Stored entries
##########

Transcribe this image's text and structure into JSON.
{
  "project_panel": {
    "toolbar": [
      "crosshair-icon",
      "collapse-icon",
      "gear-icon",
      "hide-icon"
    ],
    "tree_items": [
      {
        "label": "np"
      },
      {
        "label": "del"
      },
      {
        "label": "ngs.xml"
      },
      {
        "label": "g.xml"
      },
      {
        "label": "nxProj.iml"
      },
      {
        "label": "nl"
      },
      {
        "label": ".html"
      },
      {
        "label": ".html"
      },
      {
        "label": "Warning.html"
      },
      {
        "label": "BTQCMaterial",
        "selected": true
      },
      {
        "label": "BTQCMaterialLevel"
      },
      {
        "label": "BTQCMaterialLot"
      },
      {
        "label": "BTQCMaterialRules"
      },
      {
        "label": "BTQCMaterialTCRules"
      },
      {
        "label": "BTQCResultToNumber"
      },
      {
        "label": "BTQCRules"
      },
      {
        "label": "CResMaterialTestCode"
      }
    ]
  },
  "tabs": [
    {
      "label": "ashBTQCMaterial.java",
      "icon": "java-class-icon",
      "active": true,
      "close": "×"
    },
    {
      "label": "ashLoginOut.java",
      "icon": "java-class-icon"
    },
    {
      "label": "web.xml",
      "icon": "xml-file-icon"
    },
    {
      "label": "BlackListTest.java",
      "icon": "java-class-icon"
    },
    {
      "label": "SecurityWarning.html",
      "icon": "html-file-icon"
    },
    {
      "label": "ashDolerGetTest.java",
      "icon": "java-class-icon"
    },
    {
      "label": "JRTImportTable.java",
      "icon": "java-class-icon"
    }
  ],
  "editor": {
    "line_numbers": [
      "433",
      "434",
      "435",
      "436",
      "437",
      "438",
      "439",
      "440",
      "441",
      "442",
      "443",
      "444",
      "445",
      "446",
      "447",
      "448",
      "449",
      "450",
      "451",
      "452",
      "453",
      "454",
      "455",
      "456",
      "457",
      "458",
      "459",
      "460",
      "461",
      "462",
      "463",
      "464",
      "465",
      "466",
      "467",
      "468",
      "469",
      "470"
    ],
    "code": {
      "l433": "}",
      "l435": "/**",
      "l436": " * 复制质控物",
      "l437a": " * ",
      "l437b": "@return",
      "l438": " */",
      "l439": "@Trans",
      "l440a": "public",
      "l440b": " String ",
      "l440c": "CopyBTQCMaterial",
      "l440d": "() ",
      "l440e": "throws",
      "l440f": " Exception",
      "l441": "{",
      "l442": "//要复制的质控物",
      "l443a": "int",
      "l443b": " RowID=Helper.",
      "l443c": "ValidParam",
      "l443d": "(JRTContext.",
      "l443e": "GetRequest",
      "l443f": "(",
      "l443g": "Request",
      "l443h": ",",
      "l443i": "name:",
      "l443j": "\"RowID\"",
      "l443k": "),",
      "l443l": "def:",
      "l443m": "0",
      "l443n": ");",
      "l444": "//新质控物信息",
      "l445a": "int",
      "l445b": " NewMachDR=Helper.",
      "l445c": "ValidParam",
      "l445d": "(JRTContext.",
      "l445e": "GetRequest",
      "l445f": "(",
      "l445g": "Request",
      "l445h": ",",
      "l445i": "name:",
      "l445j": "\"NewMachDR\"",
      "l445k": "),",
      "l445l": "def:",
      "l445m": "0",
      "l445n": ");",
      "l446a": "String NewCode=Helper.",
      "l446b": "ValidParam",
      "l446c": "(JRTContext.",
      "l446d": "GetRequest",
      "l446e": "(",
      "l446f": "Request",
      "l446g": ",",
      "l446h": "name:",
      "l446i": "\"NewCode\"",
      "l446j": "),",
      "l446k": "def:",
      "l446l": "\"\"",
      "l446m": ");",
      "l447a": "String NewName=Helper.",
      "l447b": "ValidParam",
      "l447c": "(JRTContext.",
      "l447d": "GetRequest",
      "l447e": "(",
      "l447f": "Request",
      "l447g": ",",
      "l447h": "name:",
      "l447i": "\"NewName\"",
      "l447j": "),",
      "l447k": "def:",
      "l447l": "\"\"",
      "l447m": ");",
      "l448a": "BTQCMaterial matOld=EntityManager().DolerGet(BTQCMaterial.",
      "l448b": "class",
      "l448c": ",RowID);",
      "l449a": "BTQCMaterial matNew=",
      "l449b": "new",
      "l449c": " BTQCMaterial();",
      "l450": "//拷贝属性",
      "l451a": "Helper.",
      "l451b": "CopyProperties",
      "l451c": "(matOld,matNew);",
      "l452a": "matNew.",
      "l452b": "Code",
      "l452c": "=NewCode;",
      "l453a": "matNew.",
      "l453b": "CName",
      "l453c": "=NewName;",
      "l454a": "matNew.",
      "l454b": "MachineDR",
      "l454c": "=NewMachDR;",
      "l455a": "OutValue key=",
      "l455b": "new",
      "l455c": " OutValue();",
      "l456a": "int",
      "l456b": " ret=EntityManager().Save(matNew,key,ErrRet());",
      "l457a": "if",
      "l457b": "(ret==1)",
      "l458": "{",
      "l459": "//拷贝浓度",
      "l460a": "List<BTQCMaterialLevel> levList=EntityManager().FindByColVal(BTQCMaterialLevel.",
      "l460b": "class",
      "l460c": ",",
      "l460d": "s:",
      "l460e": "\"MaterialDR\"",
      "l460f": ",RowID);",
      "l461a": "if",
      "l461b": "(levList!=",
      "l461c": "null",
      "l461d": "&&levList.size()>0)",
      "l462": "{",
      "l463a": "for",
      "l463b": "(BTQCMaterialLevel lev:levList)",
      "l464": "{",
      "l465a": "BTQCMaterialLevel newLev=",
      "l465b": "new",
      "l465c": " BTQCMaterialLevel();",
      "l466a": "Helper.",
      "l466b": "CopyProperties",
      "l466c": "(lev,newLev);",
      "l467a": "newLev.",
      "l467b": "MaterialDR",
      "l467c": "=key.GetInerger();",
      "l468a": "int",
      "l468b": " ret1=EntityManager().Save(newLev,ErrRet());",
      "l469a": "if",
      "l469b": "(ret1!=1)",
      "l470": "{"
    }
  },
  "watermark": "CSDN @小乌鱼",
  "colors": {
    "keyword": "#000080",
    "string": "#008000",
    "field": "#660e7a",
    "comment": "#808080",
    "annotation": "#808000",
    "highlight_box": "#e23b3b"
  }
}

##########

__Problem__
Scan the material above. Extract every line in which the word "matNew" occurs.

__Exercise output__
      "l449a": "BTQCMaterial matNew=",
      "l451c": "(matOld,matNew);",
      "l452a": "matNew.",
      "l453a": "matNew.",
      "l454a": "matNew.",
      "l456b": " ret=EntityManager().Save(matNew,key,ErrRet());",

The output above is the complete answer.